***** WORKING DATA

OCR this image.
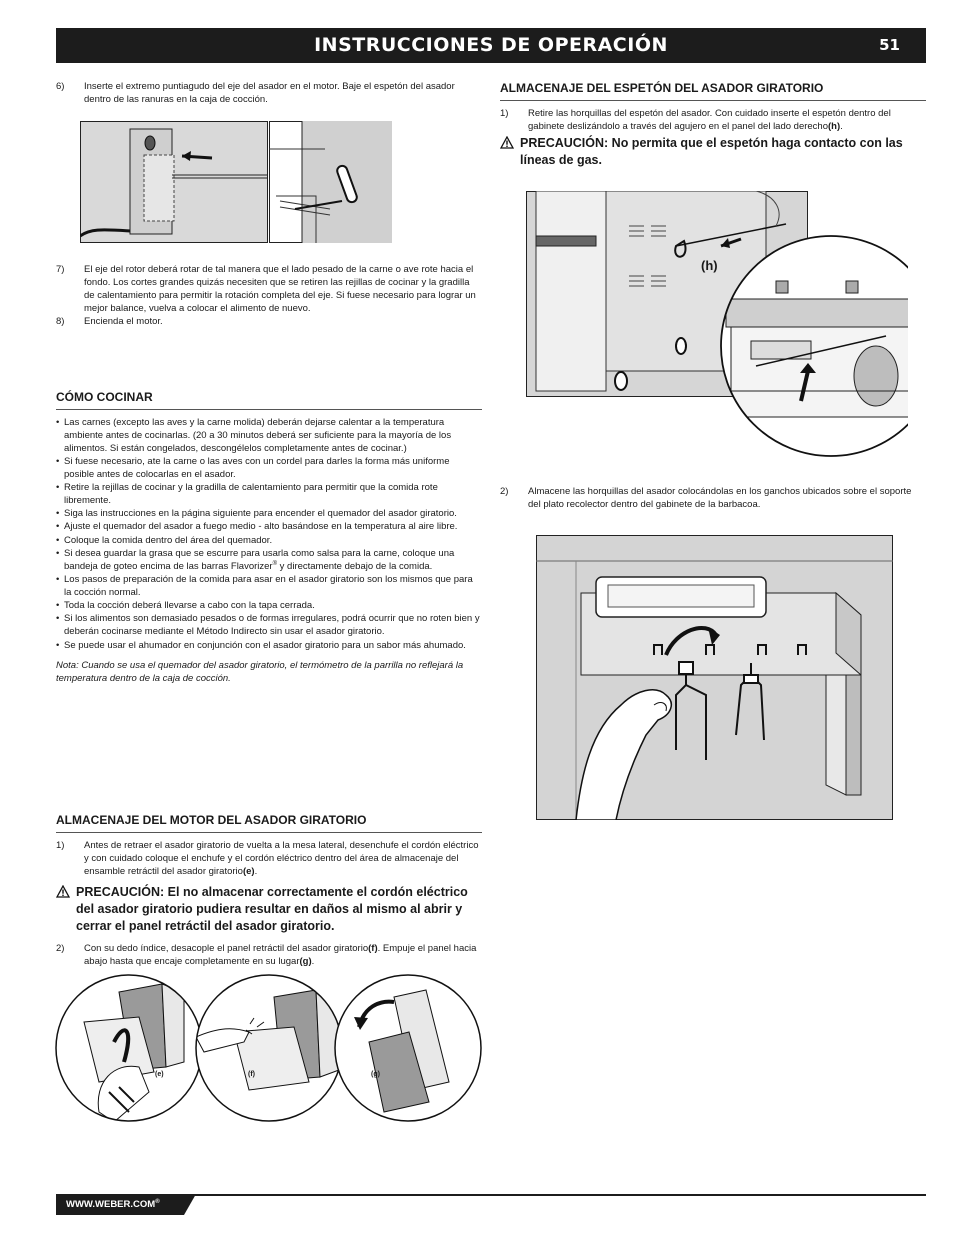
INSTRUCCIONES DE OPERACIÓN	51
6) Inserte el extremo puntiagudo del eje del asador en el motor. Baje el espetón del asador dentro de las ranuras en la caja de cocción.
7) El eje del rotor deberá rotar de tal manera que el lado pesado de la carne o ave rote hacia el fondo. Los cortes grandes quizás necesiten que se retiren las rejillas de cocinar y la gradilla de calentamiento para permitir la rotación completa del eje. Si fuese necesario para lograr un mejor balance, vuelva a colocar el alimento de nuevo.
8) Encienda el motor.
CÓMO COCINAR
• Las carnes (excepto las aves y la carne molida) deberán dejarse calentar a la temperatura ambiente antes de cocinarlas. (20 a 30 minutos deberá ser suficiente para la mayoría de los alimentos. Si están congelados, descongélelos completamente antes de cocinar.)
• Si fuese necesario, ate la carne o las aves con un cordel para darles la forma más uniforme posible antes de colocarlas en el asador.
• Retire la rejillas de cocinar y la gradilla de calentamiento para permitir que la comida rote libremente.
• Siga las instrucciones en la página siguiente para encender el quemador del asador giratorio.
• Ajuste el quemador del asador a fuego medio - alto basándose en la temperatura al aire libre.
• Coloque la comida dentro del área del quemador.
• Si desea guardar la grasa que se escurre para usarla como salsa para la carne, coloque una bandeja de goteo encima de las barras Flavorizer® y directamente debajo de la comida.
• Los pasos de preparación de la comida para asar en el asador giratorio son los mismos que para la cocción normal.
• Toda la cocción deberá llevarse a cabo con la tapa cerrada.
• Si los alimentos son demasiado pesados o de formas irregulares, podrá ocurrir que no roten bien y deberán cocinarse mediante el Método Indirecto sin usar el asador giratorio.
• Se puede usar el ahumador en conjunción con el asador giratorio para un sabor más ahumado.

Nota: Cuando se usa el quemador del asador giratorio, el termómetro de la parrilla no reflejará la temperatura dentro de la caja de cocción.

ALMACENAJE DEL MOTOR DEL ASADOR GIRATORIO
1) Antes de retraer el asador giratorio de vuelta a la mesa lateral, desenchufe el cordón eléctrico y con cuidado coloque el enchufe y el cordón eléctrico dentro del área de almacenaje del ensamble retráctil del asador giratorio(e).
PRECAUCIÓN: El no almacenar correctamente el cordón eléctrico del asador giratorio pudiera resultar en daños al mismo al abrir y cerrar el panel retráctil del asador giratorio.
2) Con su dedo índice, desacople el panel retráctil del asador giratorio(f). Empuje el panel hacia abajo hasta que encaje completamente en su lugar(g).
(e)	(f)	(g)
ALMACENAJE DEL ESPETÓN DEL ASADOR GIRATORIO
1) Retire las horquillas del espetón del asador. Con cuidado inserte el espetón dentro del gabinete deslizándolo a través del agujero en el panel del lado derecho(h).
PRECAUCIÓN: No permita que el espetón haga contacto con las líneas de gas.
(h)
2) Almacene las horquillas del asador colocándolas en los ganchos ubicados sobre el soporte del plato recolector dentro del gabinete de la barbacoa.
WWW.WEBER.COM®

**********
***** WORKING DATA

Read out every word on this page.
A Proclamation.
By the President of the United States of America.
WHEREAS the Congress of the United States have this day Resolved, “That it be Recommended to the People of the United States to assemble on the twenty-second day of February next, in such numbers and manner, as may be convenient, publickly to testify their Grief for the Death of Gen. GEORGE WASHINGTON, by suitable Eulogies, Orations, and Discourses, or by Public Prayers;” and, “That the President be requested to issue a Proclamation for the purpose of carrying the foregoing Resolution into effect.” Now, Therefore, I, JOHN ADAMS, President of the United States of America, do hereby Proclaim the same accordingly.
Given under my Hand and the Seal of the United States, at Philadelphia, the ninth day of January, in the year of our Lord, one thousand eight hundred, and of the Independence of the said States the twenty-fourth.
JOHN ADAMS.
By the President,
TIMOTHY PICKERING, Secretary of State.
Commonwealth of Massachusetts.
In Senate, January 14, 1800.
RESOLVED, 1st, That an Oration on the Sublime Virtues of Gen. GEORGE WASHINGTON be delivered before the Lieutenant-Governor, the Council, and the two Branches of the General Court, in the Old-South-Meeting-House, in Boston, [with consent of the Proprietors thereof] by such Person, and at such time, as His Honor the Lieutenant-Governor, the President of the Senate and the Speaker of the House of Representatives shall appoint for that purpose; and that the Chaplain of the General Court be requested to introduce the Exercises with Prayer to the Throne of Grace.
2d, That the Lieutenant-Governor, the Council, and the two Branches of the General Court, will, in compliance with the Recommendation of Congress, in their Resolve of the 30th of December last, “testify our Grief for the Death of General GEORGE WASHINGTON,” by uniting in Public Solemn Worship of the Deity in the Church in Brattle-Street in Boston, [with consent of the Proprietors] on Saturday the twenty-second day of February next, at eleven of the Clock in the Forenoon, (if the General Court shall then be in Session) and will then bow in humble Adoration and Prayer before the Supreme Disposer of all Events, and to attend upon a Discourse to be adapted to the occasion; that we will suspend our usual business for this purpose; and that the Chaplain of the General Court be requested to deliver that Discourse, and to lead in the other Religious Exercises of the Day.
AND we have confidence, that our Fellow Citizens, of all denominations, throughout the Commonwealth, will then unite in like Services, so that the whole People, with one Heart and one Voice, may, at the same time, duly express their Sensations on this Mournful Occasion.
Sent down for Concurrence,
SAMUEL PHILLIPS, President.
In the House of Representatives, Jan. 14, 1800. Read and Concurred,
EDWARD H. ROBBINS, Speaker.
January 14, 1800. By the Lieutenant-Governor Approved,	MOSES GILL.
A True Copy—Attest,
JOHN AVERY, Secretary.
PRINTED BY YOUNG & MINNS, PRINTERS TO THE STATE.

**********

**REQUIRED WORK**
Only a number is wanted: how many lines above include "gabinete"?

**EXERCISE SOLUTION**
2